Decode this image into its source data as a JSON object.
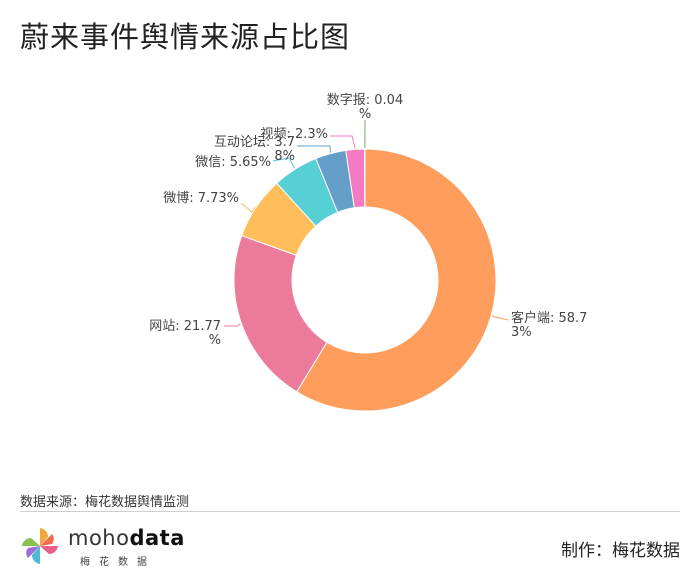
{
  "title": "蔚来事件舆情来源占比图",
  "source": "数据来源：梅花数据舆情监测",
  "footer": {
    "brand_prefix": "moho",
    "brand_suffix": "data",
    "brand_sub": "梅花数据",
    "maker": "制作：梅花数据"
  },
  "chart_data": {
    "type": "pie",
    "style": "donut",
    "title": "蔚来事件舆情来源占比图",
    "slices": [
      {
        "name": "客户端",
        "value": 58.73,
        "color": "#ff9d5c",
        "label_lines": [
          "客户端: 58.7",
          "3%"
        ]
      },
      {
        "name": "网站",
        "value": 21.77,
        "color": "#ec7b9b",
        "label_lines": [
          "网站: 21.77",
          "%"
        ]
      },
      {
        "name": "微博",
        "value": 7.73,
        "color": "#ffbe5a",
        "label_lines": [
          "微博: 7.73%"
        ]
      },
      {
        "name": "微信",
        "value": 5.65,
        "color": "#56d0d4",
        "label_lines": [
          "微信: 5.65%"
        ]
      },
      {
        "name": "互动论坛",
        "value": 3.78,
        "color": "#659ec8",
        "label_lines": [
          "互动论坛: 3.7",
          "8%"
        ]
      },
      {
        "name": "视频",
        "value": 2.3,
        "color": "#f47ac2",
        "label_lines": [
          "视频: 2.3%"
        ]
      },
      {
        "name": "数字报",
        "value": 0.04,
        "color": "#7fa86a",
        "label_lines": [
          "数字报: 0.04",
          "%"
        ]
      }
    ]
  }
}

********************

Produce an exact copy of each line of data, skipping embedded images.

Output
Decode this image into its source data as a JSON object.
{
  "title": "蔚来事件舆情来源占比图",
  "source": "数据来源：梅花数据舆情监测",
  "footer": {
    "brand_prefix": "moho",
    "brand_suffix": "data",
    "brand_sub": "梅花数据",
    "maker": "制作：梅花数据"
  },
  "chart_data": {
    "type": "pie",
    "style": "donut",
    "title": "蔚来事件舆情来源占比图",
    "slices": [
      {
        "name": "客户端",
        "value": 58.73,
        "color": "#ff9d5c",
        "label_lines": [
          "客户端: 58.7",
          "3%"
        ]
      },
      {
        "name": "网站",
        "value": 21.77,
        "color": "#ec7b9b",
        "label_lines": [
          "网站: 21.77",
          "%"
        ]
      },
      {
        "name": "微博",
        "value": 7.73,
        "color": "#ffbe5a",
        "label_lines": [
          "微博: 7.73%"
        ]
      },
      {
        "name": "微信",
        "value": 5.65,
        "color": "#56d0d4",
        "label_lines": [
          "微信: 5.65%"
        ]
      },
      {
        "name": "互动论坛",
        "value": 3.78,
        "color": "#659ec8",
        "label_lines": [
          "互动论坛: 3.7",
          "8%"
        ]
      },
      {
        "name": "视频",
        "value": 2.3,
        "color": "#f47ac2",
        "label_lines": [
          "视频: 2.3%"
        ]
      },
      {
        "name": "数字报",
        "value": 0.04,
        "color": "#7fa86a",
        "label_lines": [
          "数字报: 0.04",
          "%"
        ]
      }
    ]
  }
}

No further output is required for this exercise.